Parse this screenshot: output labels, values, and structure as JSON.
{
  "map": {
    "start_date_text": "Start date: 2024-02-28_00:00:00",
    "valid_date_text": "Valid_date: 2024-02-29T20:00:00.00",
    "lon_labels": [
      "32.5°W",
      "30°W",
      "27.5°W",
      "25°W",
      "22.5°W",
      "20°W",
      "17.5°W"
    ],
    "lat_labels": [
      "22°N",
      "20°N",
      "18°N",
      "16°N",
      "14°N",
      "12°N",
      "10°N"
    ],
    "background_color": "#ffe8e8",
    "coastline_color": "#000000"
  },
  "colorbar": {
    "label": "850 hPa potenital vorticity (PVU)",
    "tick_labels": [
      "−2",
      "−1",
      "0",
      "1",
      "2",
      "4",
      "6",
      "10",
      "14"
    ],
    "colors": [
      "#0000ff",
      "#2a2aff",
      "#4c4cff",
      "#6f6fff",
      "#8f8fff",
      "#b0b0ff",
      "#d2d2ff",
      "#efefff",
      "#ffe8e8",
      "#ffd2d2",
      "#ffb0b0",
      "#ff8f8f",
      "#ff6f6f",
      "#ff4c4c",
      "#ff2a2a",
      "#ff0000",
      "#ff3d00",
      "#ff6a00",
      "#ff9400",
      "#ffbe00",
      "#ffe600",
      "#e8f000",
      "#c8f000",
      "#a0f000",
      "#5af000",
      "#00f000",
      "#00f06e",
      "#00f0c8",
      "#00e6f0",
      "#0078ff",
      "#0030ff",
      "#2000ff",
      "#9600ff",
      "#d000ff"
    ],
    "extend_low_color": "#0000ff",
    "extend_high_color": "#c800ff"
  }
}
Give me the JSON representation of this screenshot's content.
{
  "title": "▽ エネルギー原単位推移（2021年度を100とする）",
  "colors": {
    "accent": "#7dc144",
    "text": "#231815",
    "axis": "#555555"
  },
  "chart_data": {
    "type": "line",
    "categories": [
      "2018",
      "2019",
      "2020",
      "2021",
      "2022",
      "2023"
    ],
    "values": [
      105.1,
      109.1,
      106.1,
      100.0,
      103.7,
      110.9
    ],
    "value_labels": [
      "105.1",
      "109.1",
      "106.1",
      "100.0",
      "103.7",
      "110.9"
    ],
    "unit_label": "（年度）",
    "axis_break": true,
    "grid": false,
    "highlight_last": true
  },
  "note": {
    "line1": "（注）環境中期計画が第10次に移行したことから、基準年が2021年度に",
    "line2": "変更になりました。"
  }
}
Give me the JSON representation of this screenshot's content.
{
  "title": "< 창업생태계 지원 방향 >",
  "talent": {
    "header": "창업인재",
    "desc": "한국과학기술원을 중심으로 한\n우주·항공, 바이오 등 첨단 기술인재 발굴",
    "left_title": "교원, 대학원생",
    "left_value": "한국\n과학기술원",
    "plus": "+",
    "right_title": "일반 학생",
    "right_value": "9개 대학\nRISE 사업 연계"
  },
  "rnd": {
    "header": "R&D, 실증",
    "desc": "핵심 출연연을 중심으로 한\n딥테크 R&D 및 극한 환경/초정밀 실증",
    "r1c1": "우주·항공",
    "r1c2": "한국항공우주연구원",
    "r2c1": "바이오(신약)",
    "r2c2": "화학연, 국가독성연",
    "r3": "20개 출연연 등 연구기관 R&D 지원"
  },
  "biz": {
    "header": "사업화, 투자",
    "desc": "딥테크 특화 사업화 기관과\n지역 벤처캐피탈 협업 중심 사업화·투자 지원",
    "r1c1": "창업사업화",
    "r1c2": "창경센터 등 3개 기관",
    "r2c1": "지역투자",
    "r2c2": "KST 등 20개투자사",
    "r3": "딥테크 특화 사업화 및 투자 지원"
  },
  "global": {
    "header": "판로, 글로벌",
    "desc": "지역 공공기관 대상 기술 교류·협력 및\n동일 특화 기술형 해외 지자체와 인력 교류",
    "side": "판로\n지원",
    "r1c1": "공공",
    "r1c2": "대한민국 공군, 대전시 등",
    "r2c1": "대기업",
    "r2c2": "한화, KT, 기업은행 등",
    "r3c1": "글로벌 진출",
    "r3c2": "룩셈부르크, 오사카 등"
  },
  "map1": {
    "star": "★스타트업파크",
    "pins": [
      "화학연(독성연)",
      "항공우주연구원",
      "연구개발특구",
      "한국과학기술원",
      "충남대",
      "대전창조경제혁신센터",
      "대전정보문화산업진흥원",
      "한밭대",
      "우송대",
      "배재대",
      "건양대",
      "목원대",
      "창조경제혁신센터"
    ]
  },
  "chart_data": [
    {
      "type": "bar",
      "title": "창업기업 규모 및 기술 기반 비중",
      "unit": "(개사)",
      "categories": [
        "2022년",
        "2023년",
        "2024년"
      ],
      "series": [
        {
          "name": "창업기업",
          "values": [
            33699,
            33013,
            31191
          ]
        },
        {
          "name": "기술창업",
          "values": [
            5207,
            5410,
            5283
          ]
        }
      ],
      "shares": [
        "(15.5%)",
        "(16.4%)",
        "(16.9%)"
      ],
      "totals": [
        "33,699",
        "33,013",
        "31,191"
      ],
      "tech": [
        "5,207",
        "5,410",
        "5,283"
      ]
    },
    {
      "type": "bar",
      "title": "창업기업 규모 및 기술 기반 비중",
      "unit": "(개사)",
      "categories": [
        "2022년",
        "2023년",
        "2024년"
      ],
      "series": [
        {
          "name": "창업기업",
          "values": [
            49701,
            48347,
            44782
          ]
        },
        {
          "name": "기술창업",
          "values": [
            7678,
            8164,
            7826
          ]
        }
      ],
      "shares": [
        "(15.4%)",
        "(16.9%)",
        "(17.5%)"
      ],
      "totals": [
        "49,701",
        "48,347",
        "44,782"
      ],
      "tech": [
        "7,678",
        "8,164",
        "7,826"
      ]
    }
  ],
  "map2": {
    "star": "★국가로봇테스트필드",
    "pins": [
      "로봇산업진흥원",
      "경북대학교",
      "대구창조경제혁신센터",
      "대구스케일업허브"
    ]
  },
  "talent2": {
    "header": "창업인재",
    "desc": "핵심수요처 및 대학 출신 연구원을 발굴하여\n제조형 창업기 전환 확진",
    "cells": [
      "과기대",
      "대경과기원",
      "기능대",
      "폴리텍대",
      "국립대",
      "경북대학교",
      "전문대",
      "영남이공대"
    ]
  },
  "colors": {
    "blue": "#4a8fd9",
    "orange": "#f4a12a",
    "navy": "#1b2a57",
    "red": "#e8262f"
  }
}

* * * *

*REQUIREMENTS*
Faithfully reproduce all of the records, character for character.

*PROBLEM SOLUTION*
Parse this screenshot: output labels, values, and structure as JSON.
{
  "map": {
    "start_date_text": "Start date: 2024-02-28_00:00:00",
    "valid_date_text": "Valid_date: 2024-02-29T20:00:00.00",
    "lon_labels": [
      "32.5°W",
      "30°W",
      "27.5°W",
      "25°W",
      "22.5°W",
      "20°W",
      "17.5°W"
    ],
    "lat_labels": [
      "22°N",
      "20°N",
      "18°N",
      "16°N",
      "14°N",
      "12°N",
      "10°N"
    ],
    "background_color": "#ffe8e8",
    "coastline_color": "#000000"
  },
  "colorbar": {
    "label": "850 hPa potenital vorticity (PVU)",
    "tick_labels": [
      "−2",
      "−1",
      "0",
      "1",
      "2",
      "4",
      "6",
      "10",
      "14"
    ],
    "colors": [
      "#0000ff",
      "#2a2aff",
      "#4c4cff",
      "#6f6fff",
      "#8f8fff",
      "#b0b0ff",
      "#d2d2ff",
      "#efefff",
      "#ffe8e8",
      "#ffd2d2",
      "#ffb0b0",
      "#ff8f8f",
      "#ff6f6f",
      "#ff4c4c",
      "#ff2a2a",
      "#ff0000",
      "#ff3d00",
      "#ff6a00",
      "#ff9400",
      "#ffbe00",
      "#ffe600",
      "#e8f000",
      "#c8f000",
      "#a0f000",
      "#5af000",
      "#00f000",
      "#00f06e",
      "#00f0c8",
      "#00e6f0",
      "#0078ff",
      "#0030ff",
      "#2000ff",
      "#9600ff",
      "#d000ff"
    ],
    "extend_low_color": "#0000ff",
    "extend_high_color": "#c800ff"
  }
}
Give me the JSON representation of this screenshot's content.
{
  "title": "▽ エネルギー原単位推移（2021年度を100とする）",
  "colors": {
    "accent": "#7dc144",
    "text": "#231815",
    "axis": "#555555"
  },
  "chart_data": {
    "type": "line",
    "categories": [
      "2018",
      "2019",
      "2020",
      "2021",
      "2022",
      "2023"
    ],
    "values": [
      105.1,
      109.1,
      106.1,
      100.0,
      103.7,
      110.9
    ],
    "value_labels": [
      "105.1",
      "109.1",
      "106.1",
      "100.0",
      "103.7",
      "110.9"
    ],
    "unit_label": "（年度）",
    "axis_break": true,
    "grid": false,
    "highlight_last": true
  },
  "note": {
    "line1": "（注）環境中期計画が第10次に移行したことから、基準年が2021年度に",
    "line2": "変更になりました。"
  }
}
Give me the JSON representation of this screenshot's content.
{
  "title": "< 창업생태계 지원 방향 >",
  "talent": {
    "header": "창업인재",
    "desc": "한국과학기술원을 중심으로 한\n우주·항공, 바이오 등 첨단 기술인재 발굴",
    "left_title": "교원, 대학원생",
    "left_value": "한국\n과학기술원",
    "plus": "+",
    "right_title": "일반 학생",
    "right_value": "9개 대학\nRISE 사업 연계"
  },
  "rnd": {
    "header": "R&D, 실증",
    "desc": "핵심 출연연을 중심으로 한\n딥테크 R&D 및 극한 환경/초정밀 실증",
    "r1c1": "우주·항공",
    "r1c2": "한국항공우주연구원",
    "r2c1": "바이오(신약)",
    "r2c2": "화학연, 국가독성연",
    "r3": "20개 출연연 등 연구기관 R&D 지원"
  },
  "biz": {
    "header": "사업화, 투자",
    "desc": "딥테크 특화 사업화 기관과\n지역 벤처캐피탈 협업 중심 사업화·투자 지원",
    "r1c1": "창업사업화",
    "r1c2": "창경센터 등 3개 기관",
    "r2c1": "지역투자",
    "r2c2": "KST 등 20개투자사",
    "r3": "딥테크 특화 사업화 및 투자 지원"
  },
  "global": {
    "header": "판로, 글로벌",
    "desc": "지역 공공기관 대상 기술 교류·협력 및\n동일 특화 기술형 해외 지자체와 인력 교류",
    "side": "판로\n지원",
    "r1c1": "공공",
    "r1c2": "대한민국 공군, 대전시 등",
    "r2c1": "대기업",
    "r2c2": "한화, KT, 기업은행 등",
    "r3c1": "글로벌 진출",
    "r3c2": "룩셈부르크, 오사카 등"
  },
  "map1": {
    "star": "★스타트업파크",
    "pins": [
      "화학연(독성연)",
      "항공우주연구원",
      "연구개발특구",
      "한국과학기술원",
      "충남대",
      "대전창조경제혁신센터",
      "대전정보문화산업진흥원",
      "한밭대",
      "우송대",
      "배재대",
      "건양대",
      "목원대",
      "창조경제혁신센터"
    ]
  },
  "chart_data": [
    {
      "type": "bar",
      "title": "창업기업 규모 및 기술 기반 비중",
      "unit": "(개사)",
      "categories": [
        "2022년",
        "2023년",
        "2024년"
      ],
      "series": [
        {
          "name": "창업기업",
          "values": [
            33699,
            33013,
            31191
          ]
        },
        {
          "name": "기술창업",
          "values": [
            5207,
            5410,
            5283
          ]
        }
      ],
      "shares": [
        "(15.5%)",
        "(16.4%)",
        "(16.9%)"
      ],
      "totals": [
        "33,699",
        "33,013",
        "31,191"
      ],
      "tech": [
        "5,207",
        "5,410",
        "5,283"
      ]
    },
    {
      "type": "bar",
      "title": "창업기업 규모 및 기술 기반 비중",
      "unit": "(개사)",
      "categories": [
        "2022년",
        "2023년",
        "2024년"
      ],
      "series": [
        {
          "name": "창업기업",
          "values": [
            49701,
            48347,
            44782
          ]
        },
        {
          "name": "기술창업",
          "values": [
            7678,
            8164,
            7826
          ]
        }
      ],
      "shares": [
        "(15.4%)",
        "(16.9%)",
        "(17.5%)"
      ],
      "totals": [
        "49,701",
        "48,347",
        "44,782"
      ],
      "tech": [
        "7,678",
        "8,164",
        "7,826"
      ]
    }
  ],
  "map2": {
    "star": "★국가로봇테스트필드",
    "pins": [
      "로봇산업진흥원",
      "경북대학교",
      "대구창조경제혁신센터",
      "대구스케일업허브"
    ]
  },
  "talent2": {
    "header": "창업인재",
    "desc": "핵심수요처 및 대학 출신 연구원을 발굴하여\n제조형 창업기 전환 확진",
    "cells": [
      "과기대",
      "대경과기원",
      "기능대",
      "폴리텍대",
      "국립대",
      "경북대학교",
      "전문대",
      "영남이공대"
    ]
  },
  "colors": {
    "blue": "#4a8fd9",
    "orange": "#f4a12a",
    "navy": "#1b2a57",
    "red": "#e8262f"
  }
}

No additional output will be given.